* EXERCISE DETAILS *
Reproduce the entries below in full, word for word.
[START OF MATERIAL]
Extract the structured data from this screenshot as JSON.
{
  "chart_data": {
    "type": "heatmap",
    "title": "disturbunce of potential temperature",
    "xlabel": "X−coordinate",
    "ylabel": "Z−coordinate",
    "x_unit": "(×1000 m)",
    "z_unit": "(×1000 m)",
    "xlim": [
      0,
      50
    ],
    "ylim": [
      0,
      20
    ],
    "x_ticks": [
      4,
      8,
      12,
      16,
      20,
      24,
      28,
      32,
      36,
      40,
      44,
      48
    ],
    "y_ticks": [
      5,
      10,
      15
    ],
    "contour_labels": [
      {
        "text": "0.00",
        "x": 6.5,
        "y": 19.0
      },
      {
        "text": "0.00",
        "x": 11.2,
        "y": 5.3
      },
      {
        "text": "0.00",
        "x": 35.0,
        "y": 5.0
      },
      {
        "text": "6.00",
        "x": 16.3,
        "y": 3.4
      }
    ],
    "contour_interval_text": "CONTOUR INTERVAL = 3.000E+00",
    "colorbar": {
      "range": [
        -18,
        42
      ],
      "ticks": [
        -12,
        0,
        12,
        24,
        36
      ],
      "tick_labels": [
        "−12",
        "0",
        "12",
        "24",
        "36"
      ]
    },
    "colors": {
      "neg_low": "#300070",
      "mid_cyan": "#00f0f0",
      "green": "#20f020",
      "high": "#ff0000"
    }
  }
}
[END OF MATERIAL]
* WRITTEN ANSWER *
Extract the structured data from this screenshot as JSON.
{
  "chart_data": {
    "type": "heatmap",
    "title": "disturbunce of potential temperature",
    "xlabel": "X−coordinate",
    "ylabel": "Z−coordinate",
    "x_unit": "(×1000 m)",
    "z_unit": "(×1000 m)",
    "xlim": [
      0,
      50
    ],
    "ylim": [
      0,
      20
    ],
    "x_ticks": [
      4,
      8,
      12,
      16,
      20,
      24,
      28,
      32,
      36,
      40,
      44,
      48
    ],
    "y_ticks": [
      5,
      10,
      15
    ],
    "contour_labels": [
      {
        "text": "0.00",
        "x": 6.5,
        "y": 19.0
      },
      {
        "text": "0.00",
        "x": 11.2,
        "y": 5.3
      },
      {
        "text": "0.00",
        "x": 35.0,
        "y": 5.0
      },
      {
        "text": "6.00",
        "x": 16.3,
        "y": 3.4
      }
    ],
    "contour_interval_text": "CONTOUR INTERVAL = 3.000E+00",
    "colorbar": {
      "range": [
        -18,
        42
      ],
      "ticks": [
        -12,
        0,
        12,
        24,
        36
      ],
      "tick_labels": [
        "−12",
        "0",
        "12",
        "24",
        "36"
      ]
    },
    "colors": {
      "neg_low": "#300070",
      "mid_cyan": "#00f0f0",
      "green": "#20f020",
      "high": "#ff0000"
    }
  }
}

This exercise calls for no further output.